* _TASK_: Repeat each line exactly as it is written.

=-=-=-=-=

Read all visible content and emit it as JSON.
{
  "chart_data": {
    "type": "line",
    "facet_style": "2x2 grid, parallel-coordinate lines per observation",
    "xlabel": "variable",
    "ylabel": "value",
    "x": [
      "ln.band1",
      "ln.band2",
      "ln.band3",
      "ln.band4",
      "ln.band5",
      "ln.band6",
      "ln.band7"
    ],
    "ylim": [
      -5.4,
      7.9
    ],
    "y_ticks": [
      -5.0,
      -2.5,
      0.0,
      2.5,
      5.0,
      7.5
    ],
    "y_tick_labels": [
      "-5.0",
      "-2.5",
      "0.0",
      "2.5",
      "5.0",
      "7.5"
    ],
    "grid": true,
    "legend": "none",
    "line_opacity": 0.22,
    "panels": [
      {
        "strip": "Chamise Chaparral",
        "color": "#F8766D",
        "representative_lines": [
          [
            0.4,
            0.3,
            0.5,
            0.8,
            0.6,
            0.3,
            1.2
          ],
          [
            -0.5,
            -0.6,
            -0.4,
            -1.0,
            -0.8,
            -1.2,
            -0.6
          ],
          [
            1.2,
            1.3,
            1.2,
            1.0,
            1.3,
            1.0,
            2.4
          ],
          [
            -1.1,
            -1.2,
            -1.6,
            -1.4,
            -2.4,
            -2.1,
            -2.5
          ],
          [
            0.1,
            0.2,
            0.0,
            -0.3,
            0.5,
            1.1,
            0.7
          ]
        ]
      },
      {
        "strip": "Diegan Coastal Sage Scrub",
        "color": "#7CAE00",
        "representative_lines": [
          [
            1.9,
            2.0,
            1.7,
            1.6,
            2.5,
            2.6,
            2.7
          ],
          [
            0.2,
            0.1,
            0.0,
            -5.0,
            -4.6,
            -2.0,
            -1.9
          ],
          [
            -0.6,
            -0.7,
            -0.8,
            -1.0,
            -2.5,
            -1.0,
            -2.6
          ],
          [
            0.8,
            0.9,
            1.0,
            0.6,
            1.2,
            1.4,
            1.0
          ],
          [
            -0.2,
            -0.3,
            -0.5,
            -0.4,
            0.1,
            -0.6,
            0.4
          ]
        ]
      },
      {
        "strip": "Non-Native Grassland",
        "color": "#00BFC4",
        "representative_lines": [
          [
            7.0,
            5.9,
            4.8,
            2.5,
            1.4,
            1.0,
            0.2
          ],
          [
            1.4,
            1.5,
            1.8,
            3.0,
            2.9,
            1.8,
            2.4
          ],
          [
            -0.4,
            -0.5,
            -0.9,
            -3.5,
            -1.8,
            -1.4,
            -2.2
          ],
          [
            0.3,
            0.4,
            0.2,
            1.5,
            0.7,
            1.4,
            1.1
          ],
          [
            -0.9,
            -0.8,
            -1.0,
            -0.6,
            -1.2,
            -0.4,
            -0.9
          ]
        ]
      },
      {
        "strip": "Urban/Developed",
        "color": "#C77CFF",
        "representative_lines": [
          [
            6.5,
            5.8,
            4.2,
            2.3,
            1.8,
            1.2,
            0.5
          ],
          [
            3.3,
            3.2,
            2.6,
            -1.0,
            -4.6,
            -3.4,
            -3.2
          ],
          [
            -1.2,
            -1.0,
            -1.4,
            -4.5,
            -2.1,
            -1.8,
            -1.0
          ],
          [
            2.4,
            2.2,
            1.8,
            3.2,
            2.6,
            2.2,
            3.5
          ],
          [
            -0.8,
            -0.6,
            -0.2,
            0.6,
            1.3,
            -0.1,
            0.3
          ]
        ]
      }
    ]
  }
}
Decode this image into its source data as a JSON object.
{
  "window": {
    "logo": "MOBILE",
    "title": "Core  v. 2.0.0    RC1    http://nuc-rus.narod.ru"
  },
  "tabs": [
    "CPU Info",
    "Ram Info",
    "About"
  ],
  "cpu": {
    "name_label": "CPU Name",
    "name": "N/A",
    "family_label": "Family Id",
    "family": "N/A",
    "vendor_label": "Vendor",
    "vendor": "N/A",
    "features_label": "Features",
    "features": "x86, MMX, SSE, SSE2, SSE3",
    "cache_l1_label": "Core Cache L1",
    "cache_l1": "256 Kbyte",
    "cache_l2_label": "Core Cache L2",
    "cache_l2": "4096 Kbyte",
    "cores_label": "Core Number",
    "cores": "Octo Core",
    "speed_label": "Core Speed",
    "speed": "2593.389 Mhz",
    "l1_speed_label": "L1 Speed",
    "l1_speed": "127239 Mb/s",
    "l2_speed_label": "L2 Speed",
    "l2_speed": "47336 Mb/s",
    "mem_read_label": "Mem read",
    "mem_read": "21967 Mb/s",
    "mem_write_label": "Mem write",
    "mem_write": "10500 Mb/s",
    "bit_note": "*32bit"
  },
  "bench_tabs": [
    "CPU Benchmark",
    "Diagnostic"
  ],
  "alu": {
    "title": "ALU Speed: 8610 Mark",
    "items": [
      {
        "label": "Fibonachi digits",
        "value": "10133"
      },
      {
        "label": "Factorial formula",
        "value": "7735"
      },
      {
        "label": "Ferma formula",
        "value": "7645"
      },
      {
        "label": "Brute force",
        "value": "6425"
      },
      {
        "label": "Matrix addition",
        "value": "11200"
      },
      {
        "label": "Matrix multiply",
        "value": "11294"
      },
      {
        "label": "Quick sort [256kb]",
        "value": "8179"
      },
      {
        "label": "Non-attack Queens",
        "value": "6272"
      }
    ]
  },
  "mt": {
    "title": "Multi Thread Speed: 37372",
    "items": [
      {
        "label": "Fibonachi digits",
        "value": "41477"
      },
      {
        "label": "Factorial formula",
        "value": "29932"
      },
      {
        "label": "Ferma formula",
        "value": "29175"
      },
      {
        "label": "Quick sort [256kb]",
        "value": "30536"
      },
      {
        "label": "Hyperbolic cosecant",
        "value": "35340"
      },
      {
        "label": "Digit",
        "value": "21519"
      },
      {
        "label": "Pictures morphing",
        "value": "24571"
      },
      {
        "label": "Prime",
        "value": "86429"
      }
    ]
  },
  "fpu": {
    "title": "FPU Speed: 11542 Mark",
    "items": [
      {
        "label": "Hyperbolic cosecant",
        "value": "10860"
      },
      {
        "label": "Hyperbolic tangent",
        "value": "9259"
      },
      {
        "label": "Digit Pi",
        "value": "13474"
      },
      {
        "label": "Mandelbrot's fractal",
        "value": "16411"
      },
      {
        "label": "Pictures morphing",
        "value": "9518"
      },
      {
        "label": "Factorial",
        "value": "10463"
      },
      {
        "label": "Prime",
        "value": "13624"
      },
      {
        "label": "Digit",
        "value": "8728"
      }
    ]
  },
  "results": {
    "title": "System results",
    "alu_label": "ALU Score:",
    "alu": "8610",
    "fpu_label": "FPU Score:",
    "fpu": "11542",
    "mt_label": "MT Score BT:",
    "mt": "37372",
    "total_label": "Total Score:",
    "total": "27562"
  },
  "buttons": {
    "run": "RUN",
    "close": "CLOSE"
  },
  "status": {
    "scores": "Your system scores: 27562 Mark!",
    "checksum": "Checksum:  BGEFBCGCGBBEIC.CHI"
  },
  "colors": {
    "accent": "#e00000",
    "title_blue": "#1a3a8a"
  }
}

=-=-=-=-=

* _SOLUTION TO THIS TASK_:
Read all visible content and emit it as JSON.
{
  "chart_data": {
    "type": "line",
    "facet_style": "2x2 grid, parallel-coordinate lines per observation",
    "xlabel": "variable",
    "ylabel": "value",
    "x": [
      "ln.band1",
      "ln.band2",
      "ln.band3",
      "ln.band4",
      "ln.band5",
      "ln.band6",
      "ln.band7"
    ],
    "ylim": [
      -5.4,
      7.9
    ],
    "y_ticks": [
      -5.0,
      -2.5,
      0.0,
      2.5,
      5.0,
      7.5
    ],
    "y_tick_labels": [
      "-5.0",
      "-2.5",
      "0.0",
      "2.5",
      "5.0",
      "7.5"
    ],
    "grid": true,
    "legend": "none",
    "line_opacity": 0.22,
    "panels": [
      {
        "strip": "Chamise Chaparral",
        "color": "#F8766D",
        "representative_lines": [
          [
            0.4,
            0.3,
            0.5,
            0.8,
            0.6,
            0.3,
            1.2
          ],
          [
            -0.5,
            -0.6,
            -0.4,
            -1.0,
            -0.8,
            -1.2,
            -0.6
          ],
          [
            1.2,
            1.3,
            1.2,
            1.0,
            1.3,
            1.0,
            2.4
          ],
          [
            -1.1,
            -1.2,
            -1.6,
            -1.4,
            -2.4,
            -2.1,
            -2.5
          ],
          [
            0.1,
            0.2,
            0.0,
            -0.3,
            0.5,
            1.1,
            0.7
          ]
        ]
      },
      {
        "strip": "Diegan Coastal Sage Scrub",
        "color": "#7CAE00",
        "representative_lines": [
          [
            1.9,
            2.0,
            1.7,
            1.6,
            2.5,
            2.6,
            2.7
          ],
          [
            0.2,
            0.1,
            0.0,
            -5.0,
            -4.6,
            -2.0,
            -1.9
          ],
          [
            -0.6,
            -0.7,
            -0.8,
            -1.0,
            -2.5,
            -1.0,
            -2.6
          ],
          [
            0.8,
            0.9,
            1.0,
            0.6,
            1.2,
            1.4,
            1.0
          ],
          [
            -0.2,
            -0.3,
            -0.5,
            -0.4,
            0.1,
            -0.6,
            0.4
          ]
        ]
      },
      {
        "strip": "Non-Native Grassland",
        "color": "#00BFC4",
        "representative_lines": [
          [
            7.0,
            5.9,
            4.8,
            2.5,
            1.4,
            1.0,
            0.2
          ],
          [
            1.4,
            1.5,
            1.8,
            3.0,
            2.9,
            1.8,
            2.4
          ],
          [
            -0.4,
            -0.5,
            -0.9,
            -3.5,
            -1.8,
            -1.4,
            -2.2
          ],
          [
            0.3,
            0.4,
            0.2,
            1.5,
            0.7,
            1.4,
            1.1
          ],
          [
            -0.9,
            -0.8,
            -1.0,
            -0.6,
            -1.2,
            -0.4,
            -0.9
          ]
        ]
      },
      {
        "strip": "Urban/Developed",
        "color": "#C77CFF",
        "representative_lines": [
          [
            6.5,
            5.8,
            4.2,
            2.3,
            1.8,
            1.2,
            0.5
          ],
          [
            3.3,
            3.2,
            2.6,
            -1.0,
            -4.6,
            -3.4,
            -3.2
          ],
          [
            -1.2,
            -1.0,
            -1.4,
            -4.5,
            -2.1,
            -1.8,
            -1.0
          ],
          [
            2.4,
            2.2,
            1.8,
            3.2,
            2.6,
            2.2,
            3.5
          ],
          [
            -0.8,
            -0.6,
            -0.2,
            0.6,
            1.3,
            -0.1,
            0.3
          ]
        ]
      }
    ]
  }
}
Decode this image into its source data as a JSON object.
{
  "window": {
    "logo": "MOBILE",
    "title": "Core  v. 2.0.0    RC1    http://nuc-rus.narod.ru"
  },
  "tabs": [
    "CPU Info",
    "Ram Info",
    "About"
  ],
  "cpu": {
    "name_label": "CPU Name",
    "name": "N/A",
    "family_label": "Family Id",
    "family": "N/A",
    "vendor_label": "Vendor",
    "vendor": "N/A",
    "features_label": "Features",
    "features": "x86, MMX, SSE, SSE2, SSE3",
    "cache_l1_label": "Core Cache L1",
    "cache_l1": "256 Kbyte",
    "cache_l2_label": "Core Cache L2",
    "cache_l2": "4096 Kbyte",
    "cores_label": "Core Number",
    "cores": "Octo Core",
    "speed_label": "Core Speed",
    "speed": "2593.389 Mhz",
    "l1_speed_label": "L1 Speed",
    "l1_speed": "127239 Mb/s",
    "l2_speed_label": "L2 Speed",
    "l2_speed": "47336 Mb/s",
    "mem_read_label": "Mem read",
    "mem_read": "21967 Mb/s",
    "mem_write_label": "Mem write",
    "mem_write": "10500 Mb/s",
    "bit_note": "*32bit"
  },
  "bench_tabs": [
    "CPU Benchmark",
    "Diagnostic"
  ],
  "alu": {
    "title": "ALU Speed: 8610 Mark",
    "items": [
      {
        "label": "Fibonachi digits",
        "value": "10133"
      },
      {
        "label": "Factorial formula",
        "value": "7735"
      },
      {
        "label": "Ferma formula",
        "value": "7645"
      },
      {
        "label": "Brute force",
        "value": "6425"
      },
      {
        "label": "Matrix addition",
        "value": "11200"
      },
      {
        "label": "Matrix multiply",
        "value": "11294"
      },
      {
        "label": "Quick sort [256kb]",
        "value": "8179"
      },
      {
        "label": "Non-attack Queens",
        "value": "6272"
      }
    ]
  },
  "mt": {
    "title": "Multi Thread Speed: 37372",
    "items": [
      {
        "label": "Fibonachi digits",
        "value": "41477"
      },
      {
        "label": "Factorial formula",
        "value": "29932"
      },
      {
        "label": "Ferma formula",
        "value": "29175"
      },
      {
        "label": "Quick sort [256kb]",
        "value": "30536"
      },
      {
        "label": "Hyperbolic cosecant",
        "value": "35340"
      },
      {
        "label": "Digit",
        "value": "21519"
      },
      {
        "label": "Pictures morphing",
        "value": "24571"
      },
      {
        "label": "Prime",
        "value": "86429"
      }
    ]
  },
  "fpu": {
    "title": "FPU Speed: 11542 Mark",
    "items": [
      {
        "label": "Hyperbolic cosecant",
        "value": "10860"
      },
      {
        "label": "Hyperbolic tangent",
        "value": "9259"
      },
      {
        "label": "Digit Pi",
        "value": "13474"
      },
      {
        "label": "Mandelbrot's fractal",
        "value": "16411"
      },
      {
        "label": "Pictures morphing",
        "value": "9518"
      },
      {
        "label": "Factorial",
        "value": "10463"
      },
      {
        "label": "Prime",
        "value": "13624"
      },
      {
        "label": "Digit",
        "value": "8728"
      }
    ]
  },
  "results": {
    "title": "System results",
    "alu_label": "ALU Score:",
    "alu": "8610",
    "fpu_label": "FPU Score:",
    "fpu": "11542",
    "mt_label": "MT Score BT:",
    "mt": "37372",
    "total_label": "Total Score:",
    "total": "27562"
  },
  "buttons": {
    "run": "RUN",
    "close": "CLOSE"
  },
  "status": {
    "scores": "Your system scores: 27562 Mark!",
    "checksum": "Checksum:  BGEFBCGCGBBEIC.CHI"
  },
  "colors": {
    "accent": "#e00000",
    "title_blue": "#1a3a8a"
  }
}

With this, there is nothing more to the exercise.